→ Problem statement: Leave out the pictures and repeat the data exactly.
═══
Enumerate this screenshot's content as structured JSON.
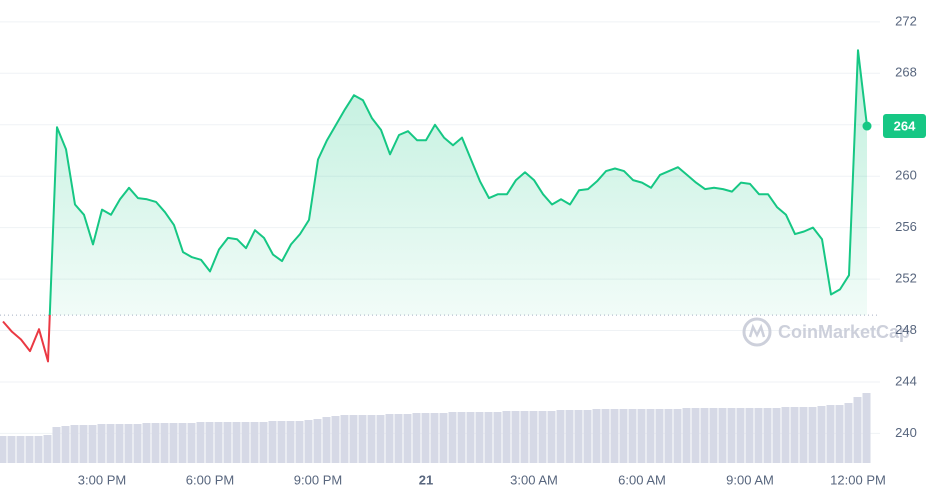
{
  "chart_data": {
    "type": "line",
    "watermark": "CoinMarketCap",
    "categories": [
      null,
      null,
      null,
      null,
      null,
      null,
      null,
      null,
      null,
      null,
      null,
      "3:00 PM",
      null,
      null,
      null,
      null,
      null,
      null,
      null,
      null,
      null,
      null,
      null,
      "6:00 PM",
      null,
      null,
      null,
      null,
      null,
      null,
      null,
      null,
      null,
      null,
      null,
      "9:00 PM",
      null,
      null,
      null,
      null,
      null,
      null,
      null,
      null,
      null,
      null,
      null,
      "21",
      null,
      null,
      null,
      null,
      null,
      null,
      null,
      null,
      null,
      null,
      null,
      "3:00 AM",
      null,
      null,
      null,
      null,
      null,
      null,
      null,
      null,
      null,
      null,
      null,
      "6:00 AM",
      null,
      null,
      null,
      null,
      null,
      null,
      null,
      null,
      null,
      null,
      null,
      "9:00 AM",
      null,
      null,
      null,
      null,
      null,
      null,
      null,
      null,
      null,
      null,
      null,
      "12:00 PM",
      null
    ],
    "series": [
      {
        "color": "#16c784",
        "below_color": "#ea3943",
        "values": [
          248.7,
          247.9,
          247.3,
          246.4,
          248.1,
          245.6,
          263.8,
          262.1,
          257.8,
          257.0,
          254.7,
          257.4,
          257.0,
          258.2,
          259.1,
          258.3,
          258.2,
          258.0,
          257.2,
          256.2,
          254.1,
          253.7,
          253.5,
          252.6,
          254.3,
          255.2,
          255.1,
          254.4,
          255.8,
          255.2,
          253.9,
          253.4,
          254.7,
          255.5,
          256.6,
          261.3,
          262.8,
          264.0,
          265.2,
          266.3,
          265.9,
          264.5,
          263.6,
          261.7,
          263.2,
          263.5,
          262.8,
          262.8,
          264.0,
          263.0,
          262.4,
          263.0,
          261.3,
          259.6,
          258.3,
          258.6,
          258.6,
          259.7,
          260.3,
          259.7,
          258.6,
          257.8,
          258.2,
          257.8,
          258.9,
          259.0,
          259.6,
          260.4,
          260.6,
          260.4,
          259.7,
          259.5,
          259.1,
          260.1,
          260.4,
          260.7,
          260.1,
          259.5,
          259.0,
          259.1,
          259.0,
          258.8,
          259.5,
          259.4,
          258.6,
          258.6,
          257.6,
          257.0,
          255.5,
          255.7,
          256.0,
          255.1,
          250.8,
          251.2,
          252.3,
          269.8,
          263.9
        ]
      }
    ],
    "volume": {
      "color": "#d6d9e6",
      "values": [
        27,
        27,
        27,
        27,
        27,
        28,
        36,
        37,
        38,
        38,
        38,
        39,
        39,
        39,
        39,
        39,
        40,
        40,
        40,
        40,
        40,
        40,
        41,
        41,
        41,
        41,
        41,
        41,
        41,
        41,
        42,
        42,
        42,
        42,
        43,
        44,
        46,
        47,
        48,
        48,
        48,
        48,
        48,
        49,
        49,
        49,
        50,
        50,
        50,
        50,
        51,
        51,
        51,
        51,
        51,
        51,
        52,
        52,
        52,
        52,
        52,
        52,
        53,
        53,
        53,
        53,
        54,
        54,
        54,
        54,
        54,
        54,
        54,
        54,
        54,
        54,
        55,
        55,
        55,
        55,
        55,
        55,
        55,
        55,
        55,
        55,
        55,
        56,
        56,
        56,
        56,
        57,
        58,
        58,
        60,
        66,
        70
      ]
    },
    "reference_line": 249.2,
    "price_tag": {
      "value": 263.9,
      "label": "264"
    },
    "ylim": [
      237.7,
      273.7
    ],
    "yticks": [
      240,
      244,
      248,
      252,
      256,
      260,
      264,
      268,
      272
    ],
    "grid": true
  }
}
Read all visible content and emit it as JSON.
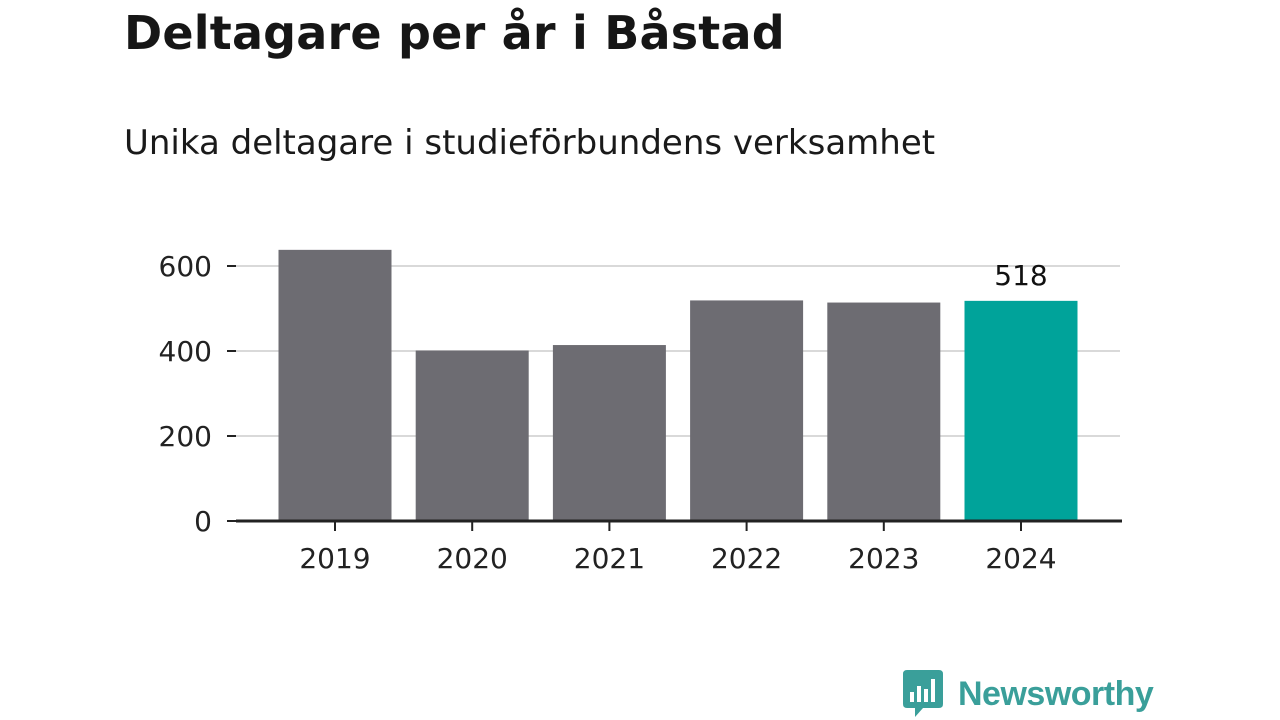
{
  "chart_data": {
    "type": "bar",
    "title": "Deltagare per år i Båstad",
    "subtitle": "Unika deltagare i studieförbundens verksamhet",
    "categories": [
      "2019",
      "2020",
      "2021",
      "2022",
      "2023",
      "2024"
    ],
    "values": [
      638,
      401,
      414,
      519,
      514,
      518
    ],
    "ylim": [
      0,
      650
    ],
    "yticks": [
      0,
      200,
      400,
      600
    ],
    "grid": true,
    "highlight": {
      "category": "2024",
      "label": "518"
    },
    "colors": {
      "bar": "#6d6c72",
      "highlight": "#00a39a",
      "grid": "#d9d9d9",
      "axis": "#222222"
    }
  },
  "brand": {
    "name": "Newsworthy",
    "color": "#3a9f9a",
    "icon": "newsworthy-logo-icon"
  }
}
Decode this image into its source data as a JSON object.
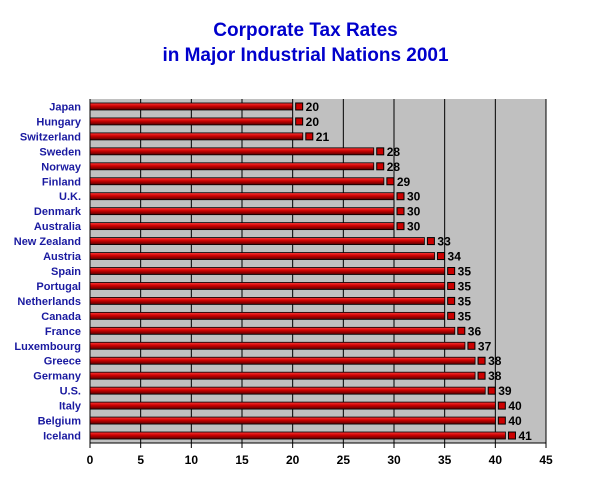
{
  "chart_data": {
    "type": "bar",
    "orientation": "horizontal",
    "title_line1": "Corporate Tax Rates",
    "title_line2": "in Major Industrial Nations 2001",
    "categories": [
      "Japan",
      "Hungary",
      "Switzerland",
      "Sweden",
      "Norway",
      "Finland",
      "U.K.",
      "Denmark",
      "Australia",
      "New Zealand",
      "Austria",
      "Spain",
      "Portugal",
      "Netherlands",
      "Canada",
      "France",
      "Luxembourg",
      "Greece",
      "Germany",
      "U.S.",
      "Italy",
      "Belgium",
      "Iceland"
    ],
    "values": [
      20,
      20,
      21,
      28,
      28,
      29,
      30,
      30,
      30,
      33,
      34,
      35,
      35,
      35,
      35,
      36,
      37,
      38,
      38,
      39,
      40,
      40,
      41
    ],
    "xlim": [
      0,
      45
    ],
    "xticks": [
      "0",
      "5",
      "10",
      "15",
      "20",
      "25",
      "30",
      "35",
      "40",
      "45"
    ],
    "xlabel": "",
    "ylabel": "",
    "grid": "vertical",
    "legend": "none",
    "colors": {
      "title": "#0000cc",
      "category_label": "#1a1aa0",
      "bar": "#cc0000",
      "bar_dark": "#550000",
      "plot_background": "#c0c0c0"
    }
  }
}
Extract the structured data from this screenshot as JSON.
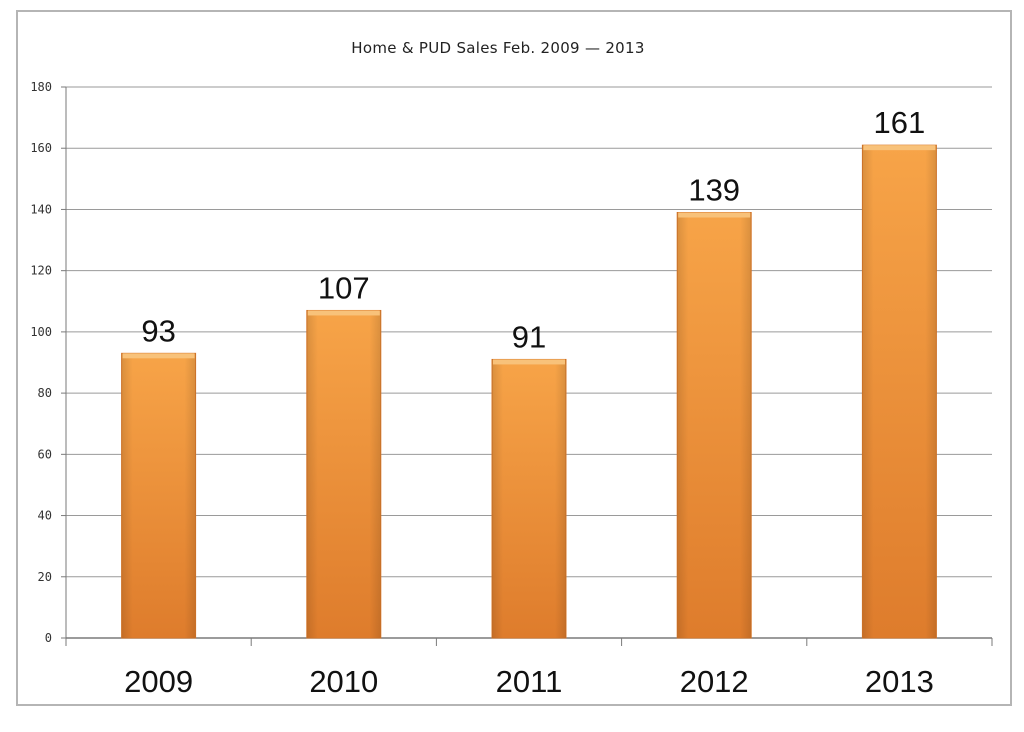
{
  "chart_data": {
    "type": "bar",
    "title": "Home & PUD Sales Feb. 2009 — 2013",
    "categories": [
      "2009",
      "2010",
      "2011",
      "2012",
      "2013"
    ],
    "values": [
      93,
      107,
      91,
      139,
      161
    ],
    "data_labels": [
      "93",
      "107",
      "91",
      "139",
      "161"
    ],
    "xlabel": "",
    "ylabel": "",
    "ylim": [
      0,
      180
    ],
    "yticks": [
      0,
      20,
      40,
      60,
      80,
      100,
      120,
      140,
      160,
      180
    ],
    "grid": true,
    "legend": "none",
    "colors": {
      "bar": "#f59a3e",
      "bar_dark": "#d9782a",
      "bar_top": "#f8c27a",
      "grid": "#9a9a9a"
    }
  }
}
═══
→ Solved exercise:
Enumerate this screenshot's content as structured JSON.
{
  "chart_data": {
    "type": "line",
    "watermark": "CoinMarketCap",
    "categories": [
      null,
      null,
      null,
      null,
      null,
      null,
      null,
      null,
      null,
      null,
      null,
      "3:00 PM",
      null,
      null,
      null,
      null,
      null,
      null,
      null,
      null,
      null,
      null,
      null,
      "6:00 PM",
      null,
      null,
      null,
      null,
      null,
      null,
      null,
      null,
      null,
      null,
      null,
      "9:00 PM",
      null,
      null,
      null,
      null,
      null,
      null,
      null,
      null,
      null,
      null,
      null,
      "21",
      null,
      null,
      null,
      null,
      null,
      null,
      null,
      null,
      null,
      null,
      null,
      "3:00 AM",
      null,
      null,
      null,
      null,
      null,
      null,
      null,
      null,
      null,
      null,
      null,
      "6:00 AM",
      null,
      null,
      null,
      null,
      null,
      null,
      null,
      null,
      null,
      null,
      null,
      "9:00 AM",
      null,
      null,
      null,
      null,
      null,
      null,
      null,
      null,
      null,
      null,
      null,
      "12:00 PM",
      null
    ],
    "series": [
      {
        "color": "#16c784",
        "below_color": "#ea3943",
        "values": [
          248.7,
          247.9,
          247.3,
          246.4,
          248.1,
          245.6,
          263.8,
          262.1,
          257.8,
          257.0,
          254.7,
          257.4,
          257.0,
          258.2,
          259.1,
          258.3,
          258.2,
          258.0,
          257.2,
          256.2,
          254.1,
          253.7,
          253.5,
          252.6,
          254.3,
          255.2,
          255.1,
          254.4,
          255.8,
          255.2,
          253.9,
          253.4,
          254.7,
          255.5,
          256.6,
          261.3,
          262.8,
          264.0,
          265.2,
          266.3,
          265.9,
          264.5,
          263.6,
          261.7,
          263.2,
          263.5,
          262.8,
          262.8,
          264.0,
          263.0,
          262.4,
          263.0,
          261.3,
          259.6,
          258.3,
          258.6,
          258.6,
          259.7,
          260.3,
          259.7,
          258.6,
          257.8,
          258.2,
          257.8,
          258.9,
          259.0,
          259.6,
          260.4,
          260.6,
          260.4,
          259.7,
          259.5,
          259.1,
          260.1,
          260.4,
          260.7,
          260.1,
          259.5,
          259.0,
          259.1,
          259.0,
          258.8,
          259.5,
          259.4,
          258.6,
          258.6,
          257.6,
          257.0,
          255.5,
          255.7,
          256.0,
          255.1,
          250.8,
          251.2,
          252.3,
          269.8,
          263.9
        ]
      }
    ],
    "volume": {
      "color": "#d6d9e6",
      "values": [
        27,
        27,
        27,
        27,
        27,
        28,
        36,
        37,
        38,
        38,
        38,
        39,
        39,
        39,
        39,
        39,
        40,
        40,
        40,
        40,
        40,
        40,
        41,
        41,
        41,
        41,
        41,
        41,
        41,
        41,
        42,
        42,
        42,
        42,
        43,
        44,
        46,
        47,
        48,
        48,
        48,
        48,
        48,
        49,
        49,
        49,
        50,
        50,
        50,
        50,
        51,
        51,
        51,
        51,
        51,
        51,
        52,
        52,
        52,
        52,
        52,
        52,
        53,
        53,
        53,
        53,
        54,
        54,
        54,
        54,
        54,
        54,
        54,
        54,
        54,
        54,
        55,
        55,
        55,
        55,
        55,
        55,
        55,
        55,
        55,
        55,
        55,
        56,
        56,
        56,
        56,
        57,
        58,
        58,
        60,
        66,
        70
      ]
    },
    "reference_line": 249.2,
    "price_tag": {
      "value": 263.9,
      "label": "264"
    },
    "ylim": [
      237.7,
      273.7
    ],
    "yticks": [
      240,
      244,
      248,
      252,
      256,
      260,
      264,
      268,
      272
    ],
    "grid": true
  }
}
Read all visible content and emit it as JSON.
{
  "chart_data": {
    "type": "bar",
    "title": "Deltagare per år i Båstad",
    "subtitle": "Unika deltagare i studieförbundens verksamhet",
    "categories": [
      "2019",
      "2020",
      "2021",
      "2022",
      "2023",
      "2024"
    ],
    "values": [
      638,
      401,
      414,
      519,
      514,
      518
    ],
    "ylim": [
      0,
      650
    ],
    "yticks": [
      0,
      200,
      400,
      600
    ],
    "grid": true,
    "highlight": {
      "category": "2024",
      "label": "518"
    },
    "colors": {
      "bar": "#6d6c72",
      "highlight": "#00a39a",
      "grid": "#d9d9d9",
      "axis": "#222222"
    }
  },
  "brand": {
    "name": "Newsworthy",
    "color": "#3a9f9a",
    "icon": "newsworthy-logo-icon"
  }
}
Decode this image into its source data as a JSON object.
{
  "chart_data": {
    "type": "bar",
    "orientation": "horizontal",
    "title_line1": "Corporate Tax Rates",
    "title_line2": "in Major Industrial Nations 2001",
    "categories": [
      "Japan",
      "Hungary",
      "Switzerland",
      "Sweden",
      "Norway",
      "Finland",
      "U.K.",
      "Denmark",
      "Australia",
      "New Zealand",
      "Austria",
      "Spain",
      "Portugal",
      "Netherlands",
      "Canada",
      "France",
      "Luxembourg",
      "Greece",
      "Germany",
      "U.S.",
      "Italy",
      "Belgium",
      "Iceland"
    ],
    "values": [
      20,
      20,
      21,
      28,
      28,
      29,
      30,
      30,
      30,
      33,
      34,
      35,
      35,
      35,
      35,
      36,
      37,
      38,
      38,
      39,
      40,
      40,
      41
    ],
    "xlim": [
      0,
      45
    ],
    "xticks": [
      "0",
      "5",
      "10",
      "15",
      "20",
      "25",
      "30",
      "35",
      "40",
      "45"
    ],
    "xlabel": "",
    "ylabel": "",
    "grid": "vertical",
    "legend": "none",
    "colors": {
      "title": "#0000cc",
      "category_label": "#1a1aa0",
      "bar": "#cc0000",
      "bar_dark": "#550000",
      "plot_background": "#c0c0c0"
    }
  }
}
Extract the structured data from this screenshot as JSON.
{
  "chart_data": {
    "type": "bar",
    "title": "Home & PUD Sales Feb. 2009 — 2013",
    "categories": [
      "2009",
      "2010",
      "2011",
      "2012",
      "2013"
    ],
    "values": [
      93,
      107,
      91,
      139,
      161
    ],
    "data_labels": [
      "93",
      "107",
      "91",
      "139",
      "161"
    ],
    "xlabel": "",
    "ylabel": "",
    "ylim": [
      0,
      180
    ],
    "yticks": [
      0,
      20,
      40,
      60,
      80,
      100,
      120,
      140,
      160,
      180
    ],
    "grid": true,
    "legend": "none",
    "colors": {
      "bar": "#f59a3e",
      "bar_dark": "#d9782a",
      "bar_top": "#f8c27a",
      "grid": "#9a9a9a"
    }
  }
}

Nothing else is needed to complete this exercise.